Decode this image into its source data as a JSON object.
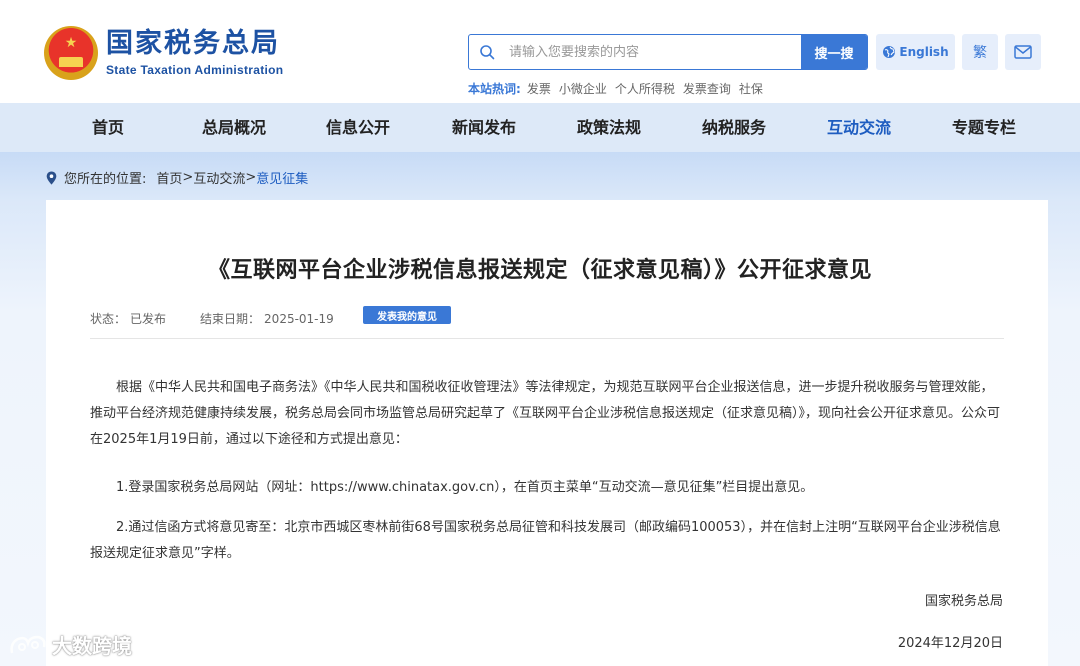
{
  "header": {
    "logo_cn": "国家税务总局",
    "logo_en": "State Taxation Administration",
    "search_placeholder": "请输入您要搜索的内容",
    "search_button": "搜一搜",
    "english_label": "English",
    "traditional_label": "繁",
    "hot_label": "本站热词:",
    "hot_words": [
      "发票",
      "小微企业",
      "个人所得税",
      "发票查询",
      "社保"
    ]
  },
  "nav": {
    "items": [
      "首页",
      "总局概况",
      "信息公开",
      "新闻发布",
      "政策法规",
      "纳税服务",
      "互动交流",
      "专题专栏"
    ],
    "active_index": 6
  },
  "breadcrumb": {
    "prefix": "您所在的位置:",
    "home": "首页",
    "section": "互动交流",
    "current": "意见征集"
  },
  "article": {
    "title": "《互联网平台企业涉税信息报送规定（征求意见稿）》公开征求意见",
    "status_label": "状态：",
    "status_value": "已发布",
    "end_label": "结束日期：",
    "end_value": "2025-01-19",
    "opinion_button": "发表我的意见",
    "p1": "根据《中华人民共和国电子商务法》《中华人民共和国税收征收管理法》等法律规定，为规范互联网平台企业报送信息，进一步提升税收服务与管理效能，推动平台经济规范健康持续发展，税务总局会同市场监管总局研究起草了《互联网平台企业涉税信息报送规定（征求意见稿）》，现向社会公开征求意见。公众可在2025年1月19日前，通过以下途径和方式提出意见：",
    "p2": "1.登录国家税务总局网站（网址：https://www.chinatax.gov.cn），在首页主菜单“互动交流—意见征集”栏目提出意见。",
    "p3": "2.通过信函方式将意见寄至：北京市西城区枣林前街68号国家税务总局征管和科技发展司（邮政编码100053），并在信封上注明“互联网平台企业涉税信息报送规定征求意见”字样。",
    "signature": "国家税务总局",
    "date": "2024年12月20日"
  },
  "watermark": "大数跨境",
  "colors": {
    "brand_blue": "#1d52a3",
    "accent_blue": "#3a78d6",
    "nav_bg": "#dde9f8"
  }
}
▬▬▬▬▬▬
_Exercise details_
Write out again every line above exactly as given; the pictures do not belong in the copy.

_Final result_
Decode this image into its source data as a JSON object.
{
  "header": {
    "logo_cn": "国家税务总局",
    "logo_en": "State Taxation Administration",
    "search_placeholder": "请输入您要搜索的内容",
    "search_button": "搜一搜",
    "english_label": "English",
    "traditional_label": "繁",
    "hot_label": "本站热词:",
    "hot_words": [
      "发票",
      "小微企业",
      "个人所得税",
      "发票查询",
      "社保"
    ]
  },
  "nav": {
    "items": [
      "首页",
      "总局概况",
      "信息公开",
      "新闻发布",
      "政策法规",
      "纳税服务",
      "互动交流",
      "专题专栏"
    ],
    "active_index": 6
  },
  "breadcrumb": {
    "prefix": "您所在的位置:",
    "home": "首页",
    "section": "互动交流",
    "current": "意见征集"
  },
  "article": {
    "title": "《互联网平台企业涉税信息报送规定（征求意见稿）》公开征求意见",
    "status_label": "状态：",
    "status_value": "已发布",
    "end_label": "结束日期：",
    "end_value": "2025-01-19",
    "opinion_button": "发表我的意见",
    "p1": "根据《中华人民共和国电子商务法》《中华人民共和国税收征收管理法》等法律规定，为规范互联网平台企业报送信息，进一步提升税收服务与管理效能，推动平台经济规范健康持续发展，税务总局会同市场监管总局研究起草了《互联网平台企业涉税信息报送规定（征求意见稿）》，现向社会公开征求意见。公众可在2025年1月19日前，通过以下途径和方式提出意见：",
    "p2": "1.登录国家税务总局网站（网址：https://www.chinatax.gov.cn），在首页主菜单“互动交流—意见征集”栏目提出意见。",
    "p3": "2.通过信函方式将意见寄至：北京市西城区枣林前街68号国家税务总局征管和科技发展司（邮政编码100053），并在信封上注明“互联网平台企业涉税信息报送规定征求意见”字样。",
    "signature": "国家税务总局",
    "date": "2024年12月20日"
  },
  "watermark": "大数跨境",
  "colors": {
    "brand_blue": "#1d52a3",
    "accent_blue": "#3a78d6",
    "nav_bg": "#dde9f8"
  }
}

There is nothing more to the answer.